» **Figure dataset records**
....................
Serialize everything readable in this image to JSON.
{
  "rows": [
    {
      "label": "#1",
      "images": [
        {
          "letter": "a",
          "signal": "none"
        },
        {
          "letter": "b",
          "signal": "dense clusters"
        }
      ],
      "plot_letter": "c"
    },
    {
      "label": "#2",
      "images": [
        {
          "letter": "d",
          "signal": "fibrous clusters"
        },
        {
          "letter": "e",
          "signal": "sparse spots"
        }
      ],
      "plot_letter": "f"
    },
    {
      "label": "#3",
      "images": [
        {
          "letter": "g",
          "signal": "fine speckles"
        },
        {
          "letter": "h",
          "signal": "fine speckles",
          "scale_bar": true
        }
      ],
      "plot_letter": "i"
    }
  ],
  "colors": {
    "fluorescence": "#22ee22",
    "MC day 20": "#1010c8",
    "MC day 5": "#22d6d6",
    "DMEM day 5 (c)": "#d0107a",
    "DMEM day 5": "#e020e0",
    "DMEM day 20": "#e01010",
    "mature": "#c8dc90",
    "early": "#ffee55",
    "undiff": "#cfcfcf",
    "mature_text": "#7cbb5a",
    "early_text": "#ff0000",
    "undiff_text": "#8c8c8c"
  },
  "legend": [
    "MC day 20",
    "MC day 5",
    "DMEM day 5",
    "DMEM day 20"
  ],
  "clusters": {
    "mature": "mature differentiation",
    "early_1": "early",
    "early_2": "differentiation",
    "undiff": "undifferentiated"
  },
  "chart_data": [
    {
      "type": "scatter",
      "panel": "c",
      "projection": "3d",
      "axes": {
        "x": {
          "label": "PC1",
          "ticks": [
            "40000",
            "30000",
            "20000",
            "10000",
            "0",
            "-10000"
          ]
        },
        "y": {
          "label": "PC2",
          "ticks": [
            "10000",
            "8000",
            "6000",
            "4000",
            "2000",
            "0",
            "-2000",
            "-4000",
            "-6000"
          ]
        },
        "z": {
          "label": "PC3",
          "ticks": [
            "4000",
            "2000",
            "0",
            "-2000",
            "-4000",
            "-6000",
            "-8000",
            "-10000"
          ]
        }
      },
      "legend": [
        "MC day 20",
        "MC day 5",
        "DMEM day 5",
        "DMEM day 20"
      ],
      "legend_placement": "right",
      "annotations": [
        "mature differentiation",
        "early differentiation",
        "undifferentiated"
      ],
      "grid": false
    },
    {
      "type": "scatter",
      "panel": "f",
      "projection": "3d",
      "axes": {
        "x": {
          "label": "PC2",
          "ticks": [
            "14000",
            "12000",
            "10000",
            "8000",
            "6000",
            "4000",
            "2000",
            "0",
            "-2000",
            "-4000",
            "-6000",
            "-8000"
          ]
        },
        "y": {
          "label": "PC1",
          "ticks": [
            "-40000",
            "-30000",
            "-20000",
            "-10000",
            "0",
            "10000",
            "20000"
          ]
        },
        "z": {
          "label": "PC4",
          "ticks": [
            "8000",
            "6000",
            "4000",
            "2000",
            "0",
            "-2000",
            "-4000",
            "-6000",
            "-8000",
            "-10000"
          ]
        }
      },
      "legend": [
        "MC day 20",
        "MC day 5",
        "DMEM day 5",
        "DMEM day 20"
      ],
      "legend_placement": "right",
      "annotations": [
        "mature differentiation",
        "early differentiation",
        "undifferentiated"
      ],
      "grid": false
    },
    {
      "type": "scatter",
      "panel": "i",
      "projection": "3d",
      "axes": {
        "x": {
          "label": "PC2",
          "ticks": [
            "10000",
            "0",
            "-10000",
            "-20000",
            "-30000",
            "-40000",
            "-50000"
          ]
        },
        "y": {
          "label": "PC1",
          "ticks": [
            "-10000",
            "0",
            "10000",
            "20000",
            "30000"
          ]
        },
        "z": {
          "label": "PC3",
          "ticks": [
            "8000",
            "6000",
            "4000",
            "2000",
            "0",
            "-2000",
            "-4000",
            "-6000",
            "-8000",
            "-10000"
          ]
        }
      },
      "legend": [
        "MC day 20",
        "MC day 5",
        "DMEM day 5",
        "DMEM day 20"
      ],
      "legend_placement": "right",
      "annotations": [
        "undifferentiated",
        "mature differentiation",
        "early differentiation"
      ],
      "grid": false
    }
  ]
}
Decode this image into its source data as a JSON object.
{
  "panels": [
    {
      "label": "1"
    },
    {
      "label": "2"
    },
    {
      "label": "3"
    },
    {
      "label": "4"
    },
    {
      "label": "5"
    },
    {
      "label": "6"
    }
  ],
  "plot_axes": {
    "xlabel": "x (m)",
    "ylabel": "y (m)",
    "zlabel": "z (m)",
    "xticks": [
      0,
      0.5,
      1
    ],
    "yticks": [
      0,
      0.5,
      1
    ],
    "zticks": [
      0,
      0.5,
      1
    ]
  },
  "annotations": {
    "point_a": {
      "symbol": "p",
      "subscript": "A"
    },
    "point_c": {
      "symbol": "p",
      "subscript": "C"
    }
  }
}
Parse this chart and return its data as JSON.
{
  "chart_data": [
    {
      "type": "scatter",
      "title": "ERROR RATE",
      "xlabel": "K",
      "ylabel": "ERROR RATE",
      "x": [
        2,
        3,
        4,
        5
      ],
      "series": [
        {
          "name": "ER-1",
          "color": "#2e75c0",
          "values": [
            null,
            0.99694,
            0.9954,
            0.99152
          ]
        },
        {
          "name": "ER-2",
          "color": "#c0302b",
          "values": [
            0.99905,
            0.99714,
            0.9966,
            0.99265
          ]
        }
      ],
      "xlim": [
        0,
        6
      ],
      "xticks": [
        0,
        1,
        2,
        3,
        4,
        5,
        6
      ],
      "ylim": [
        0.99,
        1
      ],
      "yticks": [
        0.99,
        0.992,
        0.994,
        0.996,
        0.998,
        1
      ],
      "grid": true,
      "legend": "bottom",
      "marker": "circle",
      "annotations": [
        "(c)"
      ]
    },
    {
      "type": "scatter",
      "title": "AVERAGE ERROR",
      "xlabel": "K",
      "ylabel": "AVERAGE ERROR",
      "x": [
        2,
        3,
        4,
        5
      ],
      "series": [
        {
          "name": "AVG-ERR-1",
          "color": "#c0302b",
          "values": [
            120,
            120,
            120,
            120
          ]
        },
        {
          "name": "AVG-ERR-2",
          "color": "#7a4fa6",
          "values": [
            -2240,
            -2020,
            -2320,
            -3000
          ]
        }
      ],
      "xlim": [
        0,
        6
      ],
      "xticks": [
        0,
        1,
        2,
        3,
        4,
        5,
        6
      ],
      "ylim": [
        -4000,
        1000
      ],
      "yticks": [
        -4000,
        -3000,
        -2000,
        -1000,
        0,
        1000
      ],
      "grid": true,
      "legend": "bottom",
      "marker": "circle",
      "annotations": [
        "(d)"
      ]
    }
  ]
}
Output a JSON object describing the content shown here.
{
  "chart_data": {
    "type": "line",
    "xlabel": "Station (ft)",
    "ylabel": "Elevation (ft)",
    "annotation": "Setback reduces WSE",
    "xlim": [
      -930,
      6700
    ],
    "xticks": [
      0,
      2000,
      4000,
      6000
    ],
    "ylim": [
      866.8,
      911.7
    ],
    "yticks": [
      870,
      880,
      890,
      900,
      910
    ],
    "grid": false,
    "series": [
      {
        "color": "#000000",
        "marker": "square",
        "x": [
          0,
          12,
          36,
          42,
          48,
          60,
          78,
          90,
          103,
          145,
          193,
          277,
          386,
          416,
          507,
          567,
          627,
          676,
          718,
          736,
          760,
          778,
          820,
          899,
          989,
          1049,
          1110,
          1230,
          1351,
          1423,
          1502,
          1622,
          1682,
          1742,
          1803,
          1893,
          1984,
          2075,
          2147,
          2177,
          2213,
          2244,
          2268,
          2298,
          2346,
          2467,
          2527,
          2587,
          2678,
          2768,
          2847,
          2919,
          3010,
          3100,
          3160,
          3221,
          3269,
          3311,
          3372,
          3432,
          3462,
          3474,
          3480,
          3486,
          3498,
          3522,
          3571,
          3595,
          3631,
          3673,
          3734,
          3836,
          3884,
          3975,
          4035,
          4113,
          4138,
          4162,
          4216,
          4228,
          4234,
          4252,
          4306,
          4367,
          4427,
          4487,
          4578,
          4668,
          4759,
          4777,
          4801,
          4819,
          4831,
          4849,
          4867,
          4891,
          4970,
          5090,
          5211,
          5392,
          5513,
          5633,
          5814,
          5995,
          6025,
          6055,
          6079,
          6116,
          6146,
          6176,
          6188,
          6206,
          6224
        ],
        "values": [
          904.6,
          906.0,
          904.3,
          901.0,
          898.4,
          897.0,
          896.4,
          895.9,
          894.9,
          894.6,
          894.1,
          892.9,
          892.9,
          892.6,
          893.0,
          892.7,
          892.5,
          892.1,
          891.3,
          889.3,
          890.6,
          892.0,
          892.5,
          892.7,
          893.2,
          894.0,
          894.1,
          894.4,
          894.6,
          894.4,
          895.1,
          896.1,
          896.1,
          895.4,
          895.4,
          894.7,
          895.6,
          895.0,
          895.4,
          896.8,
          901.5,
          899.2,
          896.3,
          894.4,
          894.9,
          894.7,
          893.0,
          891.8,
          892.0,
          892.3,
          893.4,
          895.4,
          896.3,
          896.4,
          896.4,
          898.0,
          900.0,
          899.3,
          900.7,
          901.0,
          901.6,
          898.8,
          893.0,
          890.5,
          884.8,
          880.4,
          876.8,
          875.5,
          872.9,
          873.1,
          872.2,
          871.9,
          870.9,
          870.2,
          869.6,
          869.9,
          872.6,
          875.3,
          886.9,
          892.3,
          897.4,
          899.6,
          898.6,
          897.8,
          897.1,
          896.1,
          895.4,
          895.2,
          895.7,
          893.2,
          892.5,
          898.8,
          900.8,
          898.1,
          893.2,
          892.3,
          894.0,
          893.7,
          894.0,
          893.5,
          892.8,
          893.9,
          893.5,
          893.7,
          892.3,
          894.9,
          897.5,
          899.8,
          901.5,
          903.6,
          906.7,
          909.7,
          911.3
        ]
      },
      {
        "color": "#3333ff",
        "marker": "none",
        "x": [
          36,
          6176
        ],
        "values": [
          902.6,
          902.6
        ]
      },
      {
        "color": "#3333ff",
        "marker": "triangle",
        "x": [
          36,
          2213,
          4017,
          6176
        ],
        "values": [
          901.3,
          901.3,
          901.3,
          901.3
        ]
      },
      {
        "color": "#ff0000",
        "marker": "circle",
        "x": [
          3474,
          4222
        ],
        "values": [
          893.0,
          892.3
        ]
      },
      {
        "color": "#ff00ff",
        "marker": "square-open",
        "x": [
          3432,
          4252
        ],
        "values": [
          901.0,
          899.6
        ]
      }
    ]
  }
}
....................
» **Aim**
List each line of the entries that holds the string "marker".

» **Output below**
      "marker": "circle",
      "marker": "circle",
        "marker": "square",
        "marker": "none",
        "marker": "triangle",
        "marker": "circle",
        "marker": "square-open",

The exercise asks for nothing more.